» **Excerpted passage**
Gentoo Archives: gentoo-user

From: Rich Freeman <rich0@g.o>
To: gentoo-user@l.g.o
Subject: Re: [gentoo-user] which linux RAID setup to choose?
Date: Mon, 04 May 2020 00:46:32
Message-Id: CAGfcS_k1bC=HQRy-BgVm2-Aqfb=5tHKixVmvRzr3qLzGmw27Yg@mail.gmail.com
In Reply to: Re: [gentoo-user] which linux RAID setup to choose? by hitachi303
1 On Sun, May 3, 2020 at 6:50 PM hitachi303
2 <gentoo-user@××××××××××××××××.de> wrote:
3 >
4 > The only person I know who is running a really huge raid ( I guess 2000+
5 > drives) is comfortable with some spare drives. His raid did fail an can
6 > fail. Data will be lost. Everything important has to be stored at a
7 > secondary location. But they are using the raid to store data for some
8 > days or weeks when a server is calculating stuff. If the raid fails they
9 > have to restart the program for the calculation.
10
11 So, if you have thousands of drives, you really shouldn't be using a
12 conventional RAID solution. Now, if you're just using RAID to refer
13 to any technology that stores data redundantly that is one thing.

» **Material supplied**
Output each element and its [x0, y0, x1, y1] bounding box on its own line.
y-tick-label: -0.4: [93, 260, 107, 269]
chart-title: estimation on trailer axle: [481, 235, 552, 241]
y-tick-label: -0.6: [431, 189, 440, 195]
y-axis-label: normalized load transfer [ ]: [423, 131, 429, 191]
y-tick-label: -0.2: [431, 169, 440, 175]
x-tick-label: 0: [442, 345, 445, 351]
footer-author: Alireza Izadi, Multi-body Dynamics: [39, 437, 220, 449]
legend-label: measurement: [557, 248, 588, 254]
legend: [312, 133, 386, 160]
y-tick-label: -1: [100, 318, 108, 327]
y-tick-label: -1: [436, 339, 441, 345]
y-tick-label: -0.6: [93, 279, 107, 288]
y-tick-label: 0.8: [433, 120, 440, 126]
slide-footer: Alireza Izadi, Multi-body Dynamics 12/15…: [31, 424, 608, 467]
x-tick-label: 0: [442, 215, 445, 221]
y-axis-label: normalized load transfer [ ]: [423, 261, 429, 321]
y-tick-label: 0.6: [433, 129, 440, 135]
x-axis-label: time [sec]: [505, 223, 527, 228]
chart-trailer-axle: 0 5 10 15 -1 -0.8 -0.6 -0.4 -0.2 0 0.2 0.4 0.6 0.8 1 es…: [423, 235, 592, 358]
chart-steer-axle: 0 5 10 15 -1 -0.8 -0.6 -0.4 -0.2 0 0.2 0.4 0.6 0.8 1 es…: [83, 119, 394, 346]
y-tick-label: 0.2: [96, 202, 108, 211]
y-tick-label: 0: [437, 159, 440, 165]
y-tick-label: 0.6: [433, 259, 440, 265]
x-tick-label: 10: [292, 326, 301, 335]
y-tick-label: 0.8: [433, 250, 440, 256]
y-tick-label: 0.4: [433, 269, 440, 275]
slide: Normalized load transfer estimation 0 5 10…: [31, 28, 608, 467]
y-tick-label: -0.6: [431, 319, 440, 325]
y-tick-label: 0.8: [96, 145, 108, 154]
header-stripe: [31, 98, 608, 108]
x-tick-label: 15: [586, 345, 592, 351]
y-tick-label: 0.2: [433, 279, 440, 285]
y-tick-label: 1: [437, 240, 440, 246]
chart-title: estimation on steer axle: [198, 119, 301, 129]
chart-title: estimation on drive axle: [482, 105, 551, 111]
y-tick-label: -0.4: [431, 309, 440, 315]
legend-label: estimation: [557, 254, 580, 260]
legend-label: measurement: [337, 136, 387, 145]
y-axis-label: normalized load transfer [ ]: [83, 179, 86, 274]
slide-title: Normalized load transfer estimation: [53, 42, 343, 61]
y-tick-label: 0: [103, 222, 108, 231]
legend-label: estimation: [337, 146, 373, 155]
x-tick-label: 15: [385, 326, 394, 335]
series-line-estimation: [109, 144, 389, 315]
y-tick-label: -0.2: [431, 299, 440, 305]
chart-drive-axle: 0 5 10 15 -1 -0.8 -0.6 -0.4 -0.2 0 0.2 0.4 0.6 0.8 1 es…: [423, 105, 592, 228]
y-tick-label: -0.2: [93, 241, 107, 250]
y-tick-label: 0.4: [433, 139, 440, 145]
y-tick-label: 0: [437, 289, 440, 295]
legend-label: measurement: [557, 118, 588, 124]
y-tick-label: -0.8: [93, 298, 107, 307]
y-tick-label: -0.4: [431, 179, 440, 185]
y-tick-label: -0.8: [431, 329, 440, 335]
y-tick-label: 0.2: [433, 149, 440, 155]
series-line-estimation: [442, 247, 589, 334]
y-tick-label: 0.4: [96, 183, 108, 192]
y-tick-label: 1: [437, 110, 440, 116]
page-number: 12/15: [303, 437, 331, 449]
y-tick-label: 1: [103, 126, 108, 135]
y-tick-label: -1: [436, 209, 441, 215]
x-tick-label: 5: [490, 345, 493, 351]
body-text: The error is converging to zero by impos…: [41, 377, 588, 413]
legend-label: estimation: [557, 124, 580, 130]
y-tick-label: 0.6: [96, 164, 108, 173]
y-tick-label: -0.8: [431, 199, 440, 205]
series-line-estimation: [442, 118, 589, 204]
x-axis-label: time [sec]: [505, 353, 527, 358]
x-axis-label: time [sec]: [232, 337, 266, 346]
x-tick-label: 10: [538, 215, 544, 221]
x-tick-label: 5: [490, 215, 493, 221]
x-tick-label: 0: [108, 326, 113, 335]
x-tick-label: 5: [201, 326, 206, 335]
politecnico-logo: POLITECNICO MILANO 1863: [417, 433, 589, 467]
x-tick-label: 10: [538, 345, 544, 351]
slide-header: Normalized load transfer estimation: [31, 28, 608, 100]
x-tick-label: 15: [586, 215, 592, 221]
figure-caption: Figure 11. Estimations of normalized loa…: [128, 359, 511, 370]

» **To do**
In the gentoo-user mailing list message, what do the operators of the huge RAID have to do if it fails?

» **Exercise result**
They have to restart the program for the calculation.